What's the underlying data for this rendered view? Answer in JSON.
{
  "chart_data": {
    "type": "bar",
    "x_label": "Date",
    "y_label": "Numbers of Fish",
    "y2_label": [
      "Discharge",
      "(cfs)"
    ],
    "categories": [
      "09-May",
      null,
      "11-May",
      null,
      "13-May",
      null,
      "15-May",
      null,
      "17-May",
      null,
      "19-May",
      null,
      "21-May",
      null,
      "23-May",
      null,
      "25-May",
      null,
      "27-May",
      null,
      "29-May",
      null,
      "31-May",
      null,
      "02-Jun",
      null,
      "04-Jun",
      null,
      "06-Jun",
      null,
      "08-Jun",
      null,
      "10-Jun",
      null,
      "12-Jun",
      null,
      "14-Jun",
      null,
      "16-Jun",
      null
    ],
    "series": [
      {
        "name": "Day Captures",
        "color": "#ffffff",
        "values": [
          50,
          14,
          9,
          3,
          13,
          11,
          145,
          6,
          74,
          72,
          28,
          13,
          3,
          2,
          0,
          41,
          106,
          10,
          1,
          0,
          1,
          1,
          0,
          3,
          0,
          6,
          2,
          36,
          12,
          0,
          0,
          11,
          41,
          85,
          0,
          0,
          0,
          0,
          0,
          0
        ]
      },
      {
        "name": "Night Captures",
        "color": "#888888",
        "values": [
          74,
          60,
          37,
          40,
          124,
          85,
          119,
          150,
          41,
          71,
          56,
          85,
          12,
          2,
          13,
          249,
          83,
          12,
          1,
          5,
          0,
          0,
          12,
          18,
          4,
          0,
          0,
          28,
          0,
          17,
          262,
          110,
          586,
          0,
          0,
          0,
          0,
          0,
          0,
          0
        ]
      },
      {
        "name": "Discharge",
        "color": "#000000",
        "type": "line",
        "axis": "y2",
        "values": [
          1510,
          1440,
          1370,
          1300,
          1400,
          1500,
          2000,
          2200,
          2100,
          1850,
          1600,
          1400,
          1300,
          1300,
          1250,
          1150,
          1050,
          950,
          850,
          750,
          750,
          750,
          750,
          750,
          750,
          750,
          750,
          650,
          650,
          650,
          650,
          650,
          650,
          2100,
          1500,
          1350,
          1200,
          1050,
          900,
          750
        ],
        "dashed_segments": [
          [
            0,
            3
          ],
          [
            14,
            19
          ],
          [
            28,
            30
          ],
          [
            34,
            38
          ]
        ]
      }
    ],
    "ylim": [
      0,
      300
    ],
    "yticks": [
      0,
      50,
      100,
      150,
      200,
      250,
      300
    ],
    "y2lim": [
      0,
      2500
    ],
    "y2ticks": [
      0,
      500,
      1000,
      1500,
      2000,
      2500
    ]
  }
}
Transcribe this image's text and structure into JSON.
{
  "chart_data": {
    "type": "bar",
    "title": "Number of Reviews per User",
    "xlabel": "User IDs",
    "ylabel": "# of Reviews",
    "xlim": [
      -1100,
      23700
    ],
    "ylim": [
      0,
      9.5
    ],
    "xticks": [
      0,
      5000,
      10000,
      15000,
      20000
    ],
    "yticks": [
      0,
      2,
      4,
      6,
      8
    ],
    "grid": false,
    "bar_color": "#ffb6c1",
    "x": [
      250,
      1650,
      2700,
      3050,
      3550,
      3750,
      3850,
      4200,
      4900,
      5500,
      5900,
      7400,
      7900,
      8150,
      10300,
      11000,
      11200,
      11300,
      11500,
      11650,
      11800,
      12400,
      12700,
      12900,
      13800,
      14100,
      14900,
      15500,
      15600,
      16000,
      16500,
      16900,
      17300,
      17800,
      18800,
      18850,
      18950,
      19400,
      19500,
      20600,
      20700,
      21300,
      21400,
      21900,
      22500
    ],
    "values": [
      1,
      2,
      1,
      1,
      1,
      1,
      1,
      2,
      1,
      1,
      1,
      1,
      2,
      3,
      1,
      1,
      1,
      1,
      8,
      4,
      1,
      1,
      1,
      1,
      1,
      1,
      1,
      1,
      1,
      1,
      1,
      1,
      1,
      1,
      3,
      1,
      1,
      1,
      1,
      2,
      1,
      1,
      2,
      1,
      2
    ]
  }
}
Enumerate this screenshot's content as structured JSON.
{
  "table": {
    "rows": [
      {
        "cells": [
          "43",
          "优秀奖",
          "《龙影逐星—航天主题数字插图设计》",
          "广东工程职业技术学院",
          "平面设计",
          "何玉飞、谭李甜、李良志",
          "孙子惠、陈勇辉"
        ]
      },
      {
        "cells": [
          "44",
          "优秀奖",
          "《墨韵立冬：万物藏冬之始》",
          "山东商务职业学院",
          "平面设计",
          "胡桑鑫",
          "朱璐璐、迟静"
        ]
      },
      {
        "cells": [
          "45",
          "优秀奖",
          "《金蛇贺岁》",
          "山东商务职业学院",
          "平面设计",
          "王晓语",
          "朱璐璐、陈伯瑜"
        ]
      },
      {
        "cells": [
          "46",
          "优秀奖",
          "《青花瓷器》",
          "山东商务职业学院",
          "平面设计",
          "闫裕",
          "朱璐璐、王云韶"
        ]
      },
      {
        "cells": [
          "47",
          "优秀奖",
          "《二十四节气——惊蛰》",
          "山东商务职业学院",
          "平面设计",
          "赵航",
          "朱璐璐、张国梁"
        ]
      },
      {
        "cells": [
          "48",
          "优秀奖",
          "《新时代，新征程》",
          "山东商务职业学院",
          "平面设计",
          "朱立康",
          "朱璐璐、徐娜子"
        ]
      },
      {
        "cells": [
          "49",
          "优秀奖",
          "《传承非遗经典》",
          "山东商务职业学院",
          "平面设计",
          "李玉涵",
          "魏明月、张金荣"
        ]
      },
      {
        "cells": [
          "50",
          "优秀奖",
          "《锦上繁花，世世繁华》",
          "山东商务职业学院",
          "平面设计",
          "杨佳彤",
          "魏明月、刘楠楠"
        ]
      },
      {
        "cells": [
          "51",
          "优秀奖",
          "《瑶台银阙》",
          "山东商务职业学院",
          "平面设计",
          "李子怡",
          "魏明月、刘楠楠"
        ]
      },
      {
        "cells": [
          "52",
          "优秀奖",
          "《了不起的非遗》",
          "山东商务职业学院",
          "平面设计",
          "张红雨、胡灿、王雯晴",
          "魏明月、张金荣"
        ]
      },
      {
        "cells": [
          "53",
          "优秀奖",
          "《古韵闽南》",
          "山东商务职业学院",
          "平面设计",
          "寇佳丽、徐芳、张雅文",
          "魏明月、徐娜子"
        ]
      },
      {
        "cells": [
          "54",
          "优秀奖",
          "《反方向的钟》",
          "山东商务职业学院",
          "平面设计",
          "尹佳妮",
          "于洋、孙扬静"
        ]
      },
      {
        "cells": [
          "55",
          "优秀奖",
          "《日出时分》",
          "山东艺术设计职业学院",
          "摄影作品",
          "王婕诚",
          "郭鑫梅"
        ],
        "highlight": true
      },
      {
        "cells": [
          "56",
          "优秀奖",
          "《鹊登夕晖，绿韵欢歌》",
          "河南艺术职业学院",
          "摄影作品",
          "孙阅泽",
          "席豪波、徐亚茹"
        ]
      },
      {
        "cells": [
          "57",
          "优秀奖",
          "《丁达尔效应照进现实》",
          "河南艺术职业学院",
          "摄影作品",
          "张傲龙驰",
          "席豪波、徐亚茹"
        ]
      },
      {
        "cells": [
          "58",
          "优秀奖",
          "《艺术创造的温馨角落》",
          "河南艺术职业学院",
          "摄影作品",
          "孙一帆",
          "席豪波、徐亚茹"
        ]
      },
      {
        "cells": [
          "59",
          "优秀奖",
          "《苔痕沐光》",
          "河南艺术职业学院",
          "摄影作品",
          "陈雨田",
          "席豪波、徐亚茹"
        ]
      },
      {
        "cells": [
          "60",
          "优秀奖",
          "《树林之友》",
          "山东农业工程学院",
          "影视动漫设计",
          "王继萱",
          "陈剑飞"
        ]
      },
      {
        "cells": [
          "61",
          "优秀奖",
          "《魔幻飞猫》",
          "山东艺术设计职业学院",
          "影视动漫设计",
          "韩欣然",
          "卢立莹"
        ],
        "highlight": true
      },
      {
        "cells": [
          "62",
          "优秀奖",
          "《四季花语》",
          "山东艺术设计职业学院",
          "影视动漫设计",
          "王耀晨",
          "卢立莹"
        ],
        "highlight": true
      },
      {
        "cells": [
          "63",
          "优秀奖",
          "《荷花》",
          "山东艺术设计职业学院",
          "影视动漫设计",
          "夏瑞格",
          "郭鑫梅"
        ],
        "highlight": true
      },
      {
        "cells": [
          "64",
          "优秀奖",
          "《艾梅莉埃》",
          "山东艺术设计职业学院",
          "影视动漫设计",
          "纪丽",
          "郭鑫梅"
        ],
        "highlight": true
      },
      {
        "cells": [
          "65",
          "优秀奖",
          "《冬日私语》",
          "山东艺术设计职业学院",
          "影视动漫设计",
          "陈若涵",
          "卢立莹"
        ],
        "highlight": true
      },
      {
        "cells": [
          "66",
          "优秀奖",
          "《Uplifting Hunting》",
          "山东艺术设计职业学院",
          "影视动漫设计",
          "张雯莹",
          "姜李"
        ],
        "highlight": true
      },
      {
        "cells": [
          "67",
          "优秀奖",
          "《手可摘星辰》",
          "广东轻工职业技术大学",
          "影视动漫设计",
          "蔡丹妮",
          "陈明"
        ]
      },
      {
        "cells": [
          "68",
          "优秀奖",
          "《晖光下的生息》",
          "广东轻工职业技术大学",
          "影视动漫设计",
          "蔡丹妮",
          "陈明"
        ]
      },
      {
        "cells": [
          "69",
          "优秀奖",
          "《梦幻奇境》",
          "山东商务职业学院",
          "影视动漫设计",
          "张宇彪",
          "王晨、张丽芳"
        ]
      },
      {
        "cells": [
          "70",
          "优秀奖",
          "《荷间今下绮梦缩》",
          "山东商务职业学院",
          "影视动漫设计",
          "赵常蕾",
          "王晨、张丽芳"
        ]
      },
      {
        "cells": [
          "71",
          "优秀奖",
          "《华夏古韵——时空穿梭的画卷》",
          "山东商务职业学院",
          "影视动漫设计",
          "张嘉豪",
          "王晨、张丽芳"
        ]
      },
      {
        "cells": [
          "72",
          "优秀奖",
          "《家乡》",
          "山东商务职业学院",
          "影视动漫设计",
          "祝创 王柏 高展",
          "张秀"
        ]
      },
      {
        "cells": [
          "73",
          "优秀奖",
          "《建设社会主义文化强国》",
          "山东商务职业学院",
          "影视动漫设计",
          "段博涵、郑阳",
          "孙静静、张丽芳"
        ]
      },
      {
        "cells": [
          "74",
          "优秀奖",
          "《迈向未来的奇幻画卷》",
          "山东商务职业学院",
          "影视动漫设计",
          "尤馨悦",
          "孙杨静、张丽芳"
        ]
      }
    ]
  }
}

**REQUIRED TASK**:
From the listing, copy every line where the string "User" appears.

**OUTPUT OF THE TASK**:
    "title": "Number of Reviews per User",
    "xlabel": "User IDs",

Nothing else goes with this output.